▸ Set exercise
Each entry below should be echoed exactly, with pictures omitted.

Figure dataset records:
▬▬▬▬▬▬▬▬▬▬

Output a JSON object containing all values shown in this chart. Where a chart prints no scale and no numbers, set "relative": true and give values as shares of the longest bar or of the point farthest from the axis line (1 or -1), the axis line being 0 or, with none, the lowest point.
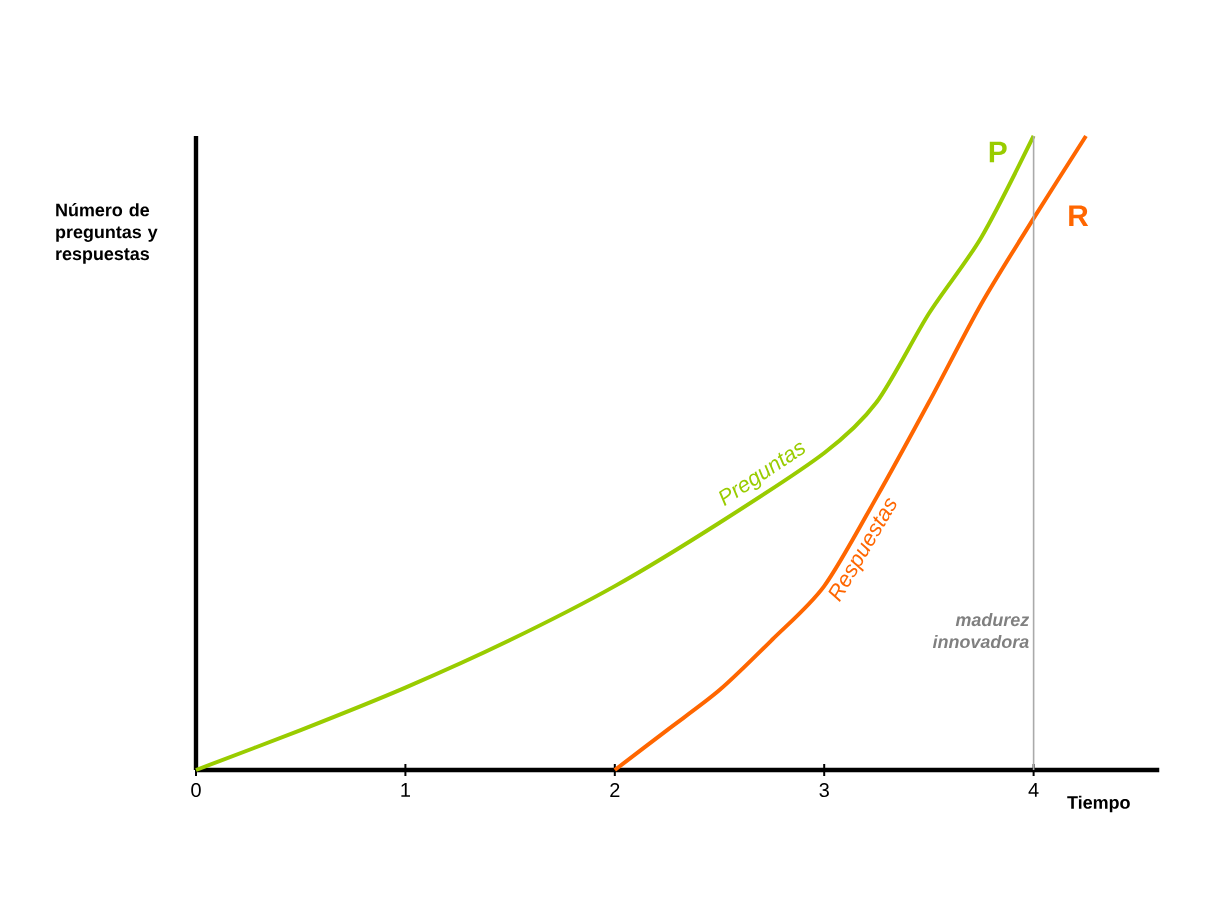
{
  "chart_data": {
    "type": "line",
    "relative": true,
    "xlabel": "Tiempo",
    "ylabel": "Número de preguntas y respuestas",
    "xlim": [
      0,
      4.6
    ],
    "xticks": [
      0,
      1,
      2,
      3,
      4
    ],
    "tick_labels": "x",
    "marker": "none",
    "line_style": "solid",
    "series": [
      {
        "name": "Preguntas",
        "color": "#99cc00",
        "x": [
          0,
          0.5,
          1,
          1.5,
          2,
          2.5,
          3,
          3.25,
          3.5,
          3.75,
          4
        ],
        "values": [
          0,
          0.063,
          0.13,
          0.205,
          0.29,
          0.39,
          0.5,
          0.58,
          0.72,
          0.84,
          1.0
        ]
      },
      {
        "name": "Respuestas",
        "color": "#ff6600",
        "x": [
          2,
          2.25,
          2.5,
          2.75,
          3,
          3.25,
          3.5,
          3.75,
          4,
          4.25
        ],
        "values": [
          0,
          0.063,
          0.126,
          0.205,
          0.29,
          0.43,
          0.58,
          0.735,
          0.87,
          1.0
        ]
      }
    ],
    "annotations": [
      "P",
      "R"
    ],
    "ref_lines": [
      {
        "axis": "x",
        "value": 4,
        "label": "madurez innovadora",
        "color": "#aaaaaa"
      }
    ]
  }
}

▬▬▬▬▬▬▬▬▬▬

▸ Full solution
Output a JSON object containing all values shown in this chart. Where a chart prints no scale and no numbers, set "relative": true and give values as shares of the longest bar or of the point farthest from the axis line (1 or -1), the axis line being 0 or, with none, the lowest point.
{
  "chart_data": {
    "type": "line",
    "relative": true,
    "xlabel": "Tiempo",
    "ylabel": "Número de preguntas y respuestas",
    "xlim": [
      0,
      4.6
    ],
    "xticks": [
      0,
      1,
      2,
      3,
      4
    ],
    "tick_labels": "x",
    "marker": "none",
    "line_style": "solid",
    "series": [
      {
        "name": "Preguntas",
        "color": "#99cc00",
        "x": [
          0,
          0.5,
          1,
          1.5,
          2,
          2.5,
          3,
          3.25,
          3.5,
          3.75,
          4
        ],
        "values": [
          0,
          0.063,
          0.13,
          0.205,
          0.29,
          0.39,
          0.5,
          0.58,
          0.72,
          0.84,
          1.0
        ]
      },
      {
        "name": "Respuestas",
        "color": "#ff6600",
        "x": [
          2,
          2.25,
          2.5,
          2.75,
          3,
          3.25,
          3.5,
          3.75,
          4,
          4.25
        ],
        "values": [
          0,
          0.063,
          0.126,
          0.205,
          0.29,
          0.43,
          0.58,
          0.735,
          0.87,
          1.0
        ]
      }
    ],
    "annotations": [
      "P",
      "R"
    ],
    "ref_lines": [
      {
        "axis": "x",
        "value": 4,
        "label": "madurez innovadora",
        "color": "#aaaaaa"
      }
    ]
  }
}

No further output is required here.